Copy each line with the word "from" in it.

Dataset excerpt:
########################################
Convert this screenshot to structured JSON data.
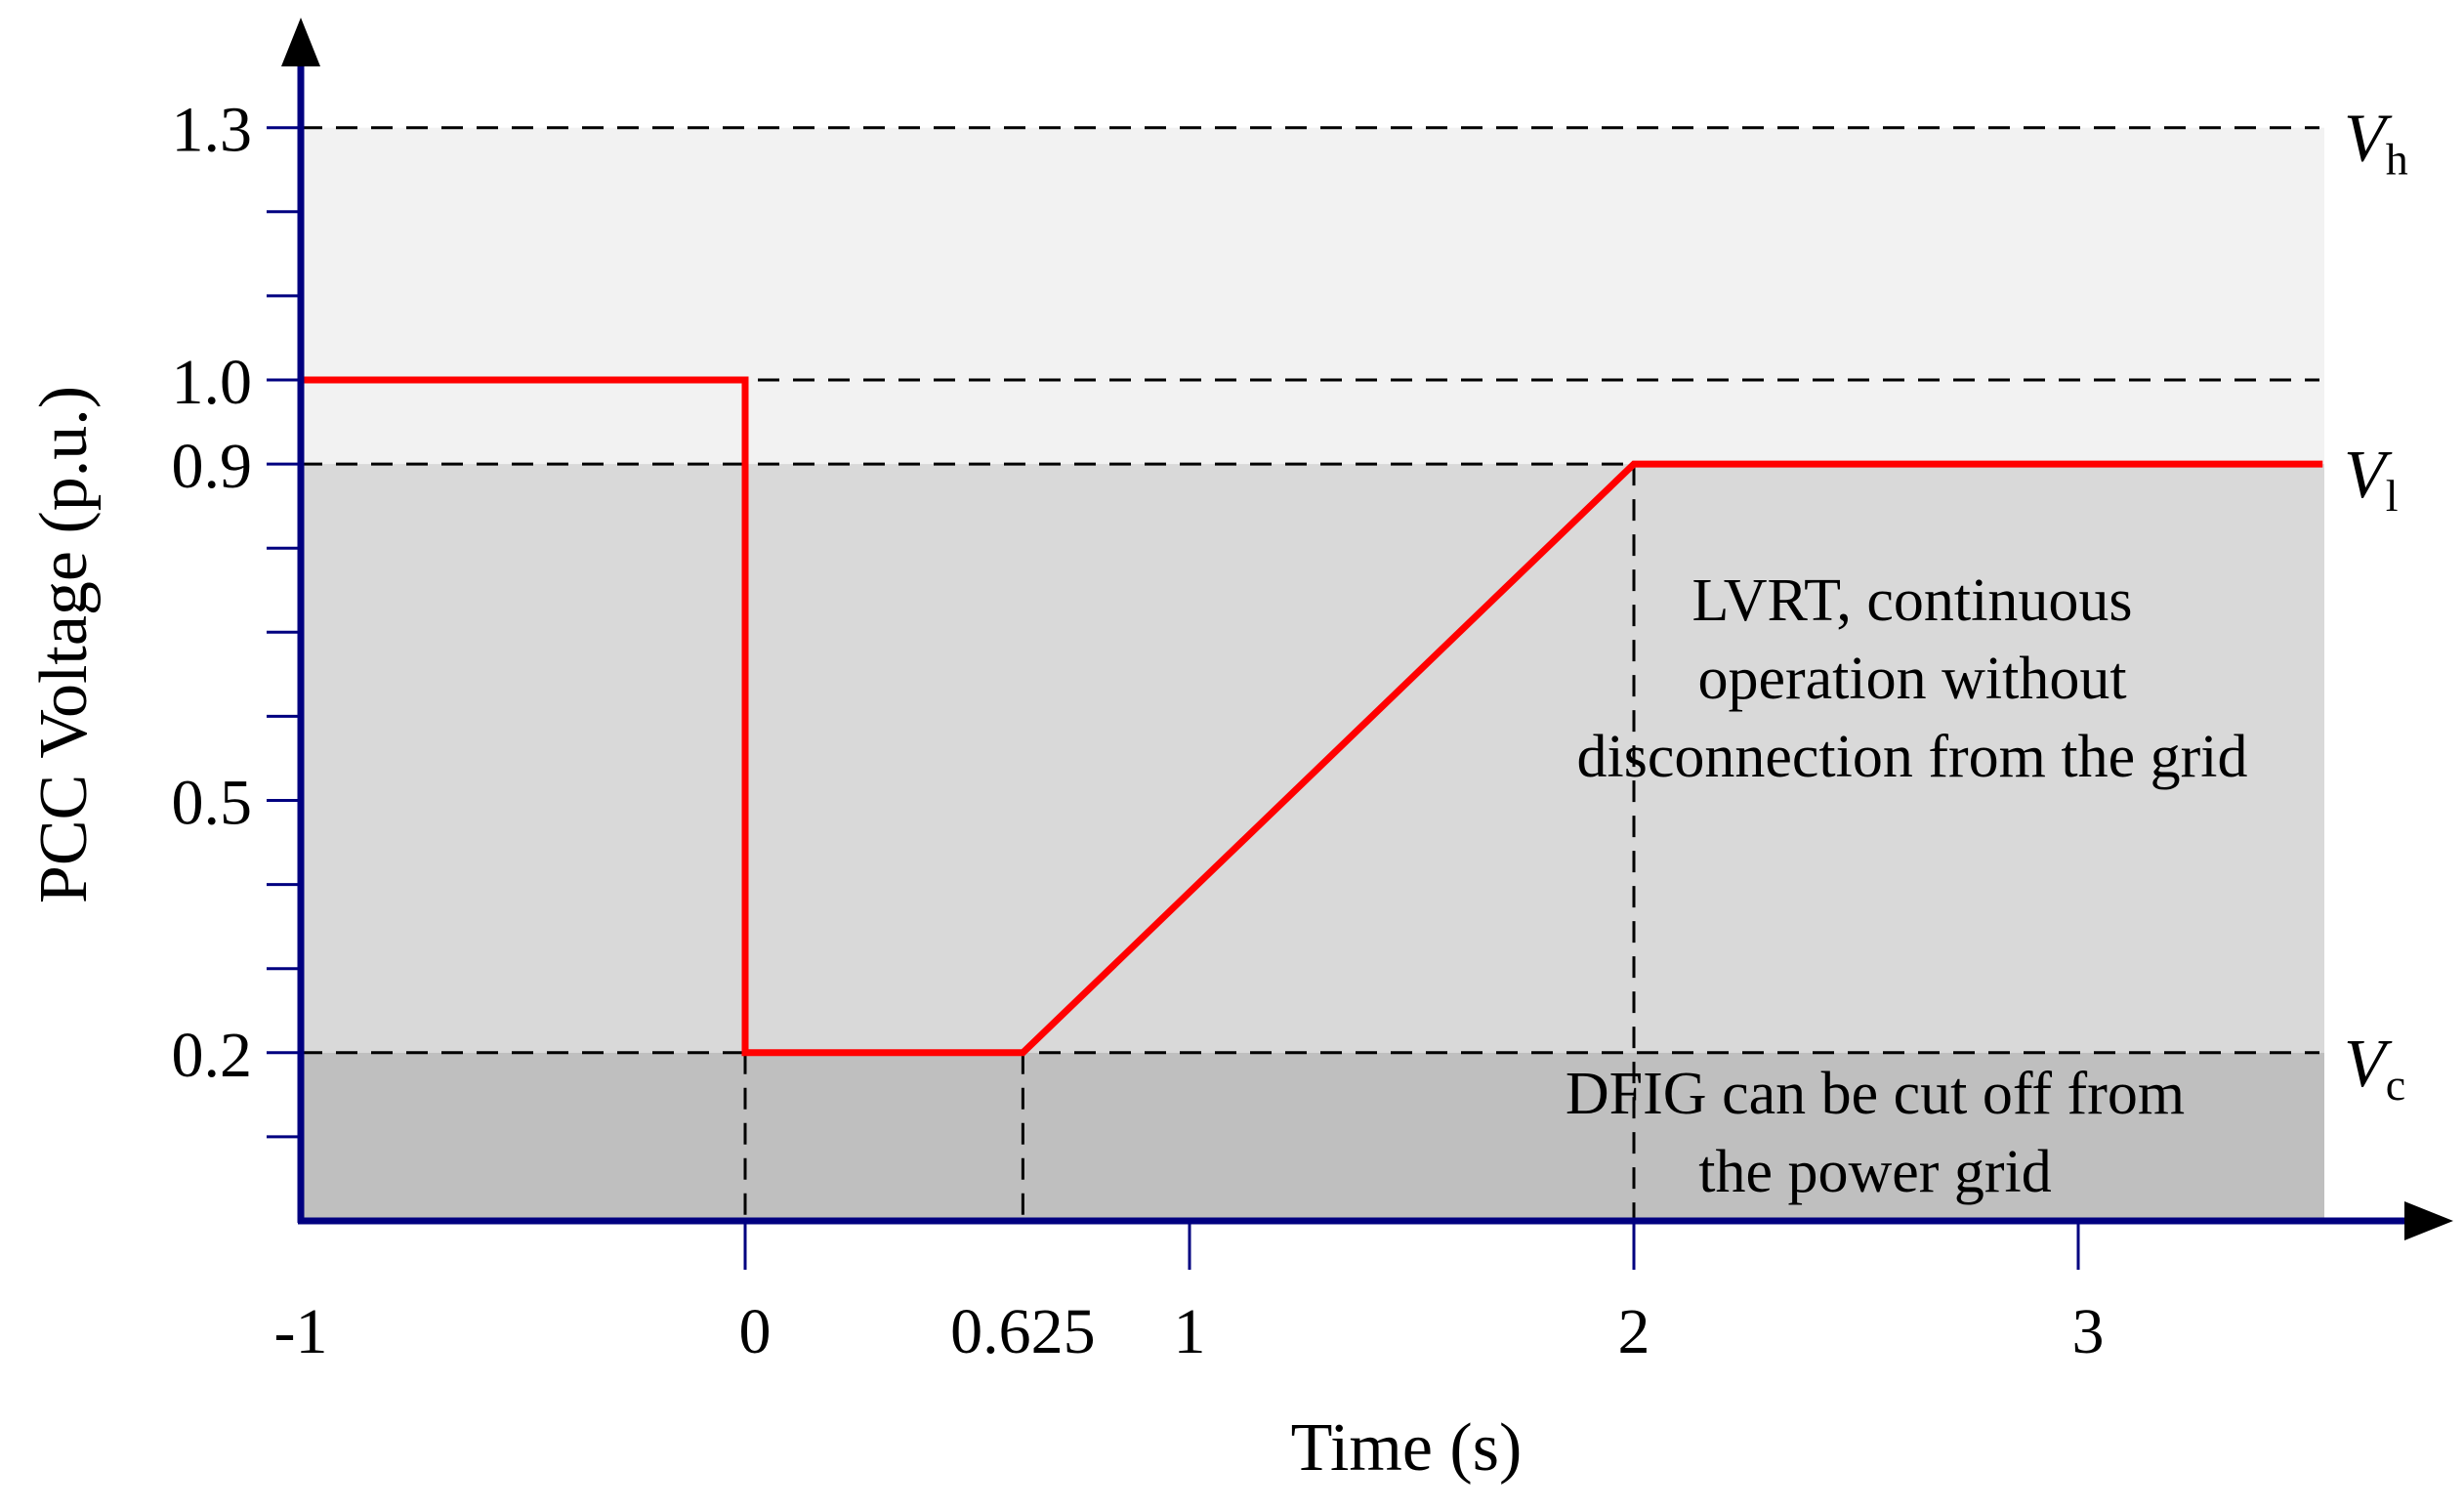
{
  "chart_data": {
    "type": "line",
    "xlabel": "Time (s)",
    "ylabel": "PCC Voltage (p.u.)",
    "xlim": [
      -1,
      3.6
    ],
    "ylim": [
      0,
      1.3
    ],
    "x_tick_labels": [
      {
        "value": -1,
        "label": "-1"
      },
      {
        "value": 0,
        "label": "0"
      },
      {
        "value": 0.625,
        "label": "0.625"
      },
      {
        "value": 1,
        "label": "1"
      },
      {
        "value": 2,
        "label": "2"
      },
      {
        "value": 3,
        "label": "3"
      }
    ],
    "y_tick_labels": [
      {
        "value": 0.2,
        "label": "0.2"
      },
      {
        "value": 0.5,
        "label": "0.5"
      },
      {
        "value": 0.9,
        "label": "0.9"
      },
      {
        "value": 1.0,
        "label": "1.0"
      },
      {
        "value": 1.3,
        "label": "1.3"
      }
    ],
    "y_minor_ticks": [
      0.1,
      0.2,
      0.3,
      0.4,
      0.5,
      0.6,
      0.7,
      0.8,
      0.9,
      1.0,
      1.1,
      1.2,
      1.3
    ],
    "x_minor_ticks": [
      0,
      1,
      2,
      3
    ],
    "series": [
      {
        "color": "#ff0000",
        "x": [
          -1,
          0,
          0,
          0.625,
          2,
          3.55
        ],
        "y": [
          1.0,
          1.0,
          0.2,
          0.2,
          0.9,
          0.9
        ]
      }
    ],
    "reference_lines": [
      {
        "value": 1.3,
        "symbol": "V",
        "subscript": "h"
      },
      {
        "value": 1.0,
        "symbol": "",
        "subscript": ""
      },
      {
        "value": 0.9,
        "symbol": "V",
        "subscript": "l"
      },
      {
        "value": 0.2,
        "symbol": "V",
        "subscript": "c"
      }
    ],
    "vertical_guides": [
      0,
      0.625,
      2
    ],
    "regions": [
      {
        "from": 0.9,
        "to": 1.3,
        "color": "#f2f2f2"
      },
      {
        "from": 0.2,
        "to": 0.9,
        "color": "#d9d9d9"
      },
      {
        "from": 0.0,
        "to": 0.2,
        "color": "#bfbfbf"
      }
    ],
    "annotations": [
      {
        "lines": [
          "LVRT, continuous",
          "operation without",
          "disconnection from the grid"
        ]
      },
      {
        "lines": [
          "DFIG can be cut off from",
          "the power grid"
        ]
      }
    ],
    "grid": false,
    "axis_color": "#000080",
    "line_color": "#ff0000"
  }
}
########################################
> **FINISHED ANSWER**:
        "from": 0.9,
        "from": 0.2,
        "from": 0.0,
          "disconnection from the grid"
          "DFIG can be cut off from",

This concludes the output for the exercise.